#### Task material:
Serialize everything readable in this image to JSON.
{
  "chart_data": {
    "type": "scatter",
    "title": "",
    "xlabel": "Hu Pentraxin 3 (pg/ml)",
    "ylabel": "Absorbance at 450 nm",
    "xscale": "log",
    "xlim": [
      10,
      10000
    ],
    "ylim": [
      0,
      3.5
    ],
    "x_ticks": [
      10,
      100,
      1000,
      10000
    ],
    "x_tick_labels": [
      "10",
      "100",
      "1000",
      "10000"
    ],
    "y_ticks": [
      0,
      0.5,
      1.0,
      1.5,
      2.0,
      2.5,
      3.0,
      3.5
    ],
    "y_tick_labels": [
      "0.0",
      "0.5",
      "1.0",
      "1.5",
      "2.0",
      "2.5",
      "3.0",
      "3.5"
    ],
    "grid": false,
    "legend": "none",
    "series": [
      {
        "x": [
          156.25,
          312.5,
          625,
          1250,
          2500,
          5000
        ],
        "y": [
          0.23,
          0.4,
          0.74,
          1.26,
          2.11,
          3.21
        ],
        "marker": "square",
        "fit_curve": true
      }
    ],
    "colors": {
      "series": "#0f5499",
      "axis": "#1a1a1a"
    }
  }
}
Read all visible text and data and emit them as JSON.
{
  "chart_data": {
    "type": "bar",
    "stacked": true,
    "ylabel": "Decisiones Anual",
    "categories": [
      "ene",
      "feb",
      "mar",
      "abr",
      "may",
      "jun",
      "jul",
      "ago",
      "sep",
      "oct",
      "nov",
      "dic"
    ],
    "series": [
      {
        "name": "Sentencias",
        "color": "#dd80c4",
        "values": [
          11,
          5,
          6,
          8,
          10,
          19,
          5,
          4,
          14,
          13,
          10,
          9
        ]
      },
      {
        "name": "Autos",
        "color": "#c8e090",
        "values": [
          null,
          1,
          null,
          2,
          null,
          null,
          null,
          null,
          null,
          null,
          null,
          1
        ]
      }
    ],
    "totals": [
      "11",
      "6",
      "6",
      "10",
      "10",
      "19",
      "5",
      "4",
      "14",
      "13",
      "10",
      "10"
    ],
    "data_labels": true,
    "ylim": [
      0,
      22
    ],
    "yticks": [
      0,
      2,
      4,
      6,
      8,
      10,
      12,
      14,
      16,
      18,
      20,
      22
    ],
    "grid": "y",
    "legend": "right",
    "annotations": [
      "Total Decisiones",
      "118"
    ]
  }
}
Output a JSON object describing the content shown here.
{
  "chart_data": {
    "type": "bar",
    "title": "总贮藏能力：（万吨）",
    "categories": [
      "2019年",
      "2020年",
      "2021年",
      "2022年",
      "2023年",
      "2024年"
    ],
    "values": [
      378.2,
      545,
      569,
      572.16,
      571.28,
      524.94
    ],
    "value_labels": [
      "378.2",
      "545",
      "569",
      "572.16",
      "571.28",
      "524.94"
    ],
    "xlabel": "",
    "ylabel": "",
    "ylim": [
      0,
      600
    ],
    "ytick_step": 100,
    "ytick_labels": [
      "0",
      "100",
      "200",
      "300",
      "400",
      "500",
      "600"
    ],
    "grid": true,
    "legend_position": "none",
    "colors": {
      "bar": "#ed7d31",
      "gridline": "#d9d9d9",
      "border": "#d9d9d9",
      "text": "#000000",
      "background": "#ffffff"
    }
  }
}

#### Stated problem:
Only lines that contain the word "true" are wanted; copy each of them.

#### Response to this exercise:
        "fit_curve": true
    "stacked": true,
    "data_labels": true,
    "grid": true,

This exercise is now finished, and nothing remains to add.